Task to complete:
Find the word "Market" in the material below and gather every line that contains it.

Data lines:
══════
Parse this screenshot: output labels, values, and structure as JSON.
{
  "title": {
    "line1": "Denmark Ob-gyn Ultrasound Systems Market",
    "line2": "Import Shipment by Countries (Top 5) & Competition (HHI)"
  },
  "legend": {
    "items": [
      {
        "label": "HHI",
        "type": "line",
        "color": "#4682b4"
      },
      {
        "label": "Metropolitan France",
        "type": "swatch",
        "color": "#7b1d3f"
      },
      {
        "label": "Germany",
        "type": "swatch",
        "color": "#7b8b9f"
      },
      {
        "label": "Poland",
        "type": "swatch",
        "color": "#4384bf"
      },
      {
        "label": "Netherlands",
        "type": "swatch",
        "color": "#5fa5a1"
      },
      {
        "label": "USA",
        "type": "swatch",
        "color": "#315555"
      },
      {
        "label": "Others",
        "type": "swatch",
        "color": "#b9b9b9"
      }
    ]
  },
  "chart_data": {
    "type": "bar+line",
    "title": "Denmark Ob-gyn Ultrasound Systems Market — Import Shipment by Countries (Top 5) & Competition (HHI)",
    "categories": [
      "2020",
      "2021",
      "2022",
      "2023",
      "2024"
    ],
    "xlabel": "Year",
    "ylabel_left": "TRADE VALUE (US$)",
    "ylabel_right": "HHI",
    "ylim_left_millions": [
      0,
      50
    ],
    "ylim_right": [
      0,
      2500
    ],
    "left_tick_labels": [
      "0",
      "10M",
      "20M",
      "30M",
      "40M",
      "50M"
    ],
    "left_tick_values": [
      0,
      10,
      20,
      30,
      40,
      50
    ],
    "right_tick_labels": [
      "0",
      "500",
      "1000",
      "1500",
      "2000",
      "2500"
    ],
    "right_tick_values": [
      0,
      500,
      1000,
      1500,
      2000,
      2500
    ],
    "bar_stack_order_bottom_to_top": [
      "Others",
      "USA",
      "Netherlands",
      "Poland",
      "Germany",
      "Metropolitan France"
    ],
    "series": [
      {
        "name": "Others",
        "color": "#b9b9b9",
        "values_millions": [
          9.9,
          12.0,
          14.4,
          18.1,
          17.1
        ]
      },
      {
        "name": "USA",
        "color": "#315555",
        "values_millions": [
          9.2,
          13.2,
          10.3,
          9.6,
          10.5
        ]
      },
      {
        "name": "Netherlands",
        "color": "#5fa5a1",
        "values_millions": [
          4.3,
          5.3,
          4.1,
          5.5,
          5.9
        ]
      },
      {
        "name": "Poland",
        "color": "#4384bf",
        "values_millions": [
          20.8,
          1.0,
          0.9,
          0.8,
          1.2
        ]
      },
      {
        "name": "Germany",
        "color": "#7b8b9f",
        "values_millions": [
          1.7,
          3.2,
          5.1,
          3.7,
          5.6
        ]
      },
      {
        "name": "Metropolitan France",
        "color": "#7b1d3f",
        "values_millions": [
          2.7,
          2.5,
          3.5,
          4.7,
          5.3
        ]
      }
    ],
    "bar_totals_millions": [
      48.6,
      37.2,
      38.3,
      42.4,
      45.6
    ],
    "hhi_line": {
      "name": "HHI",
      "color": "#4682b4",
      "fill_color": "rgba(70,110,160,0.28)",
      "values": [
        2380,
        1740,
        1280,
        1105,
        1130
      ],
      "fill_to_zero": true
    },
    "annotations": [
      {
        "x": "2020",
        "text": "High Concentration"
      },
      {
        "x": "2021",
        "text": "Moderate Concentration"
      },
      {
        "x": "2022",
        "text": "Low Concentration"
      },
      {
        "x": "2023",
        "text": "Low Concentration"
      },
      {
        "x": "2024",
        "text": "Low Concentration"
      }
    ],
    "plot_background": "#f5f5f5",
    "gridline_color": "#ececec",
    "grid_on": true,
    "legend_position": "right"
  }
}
══════
Output for this task:
    "line1": "Denmark Ob-gyn Ultrasound Systems Market",
    "title": "Denmark Ob-gyn Ultrasound Systems Market — Import Shipment by Countries (Top 5) & Competition (HHI)",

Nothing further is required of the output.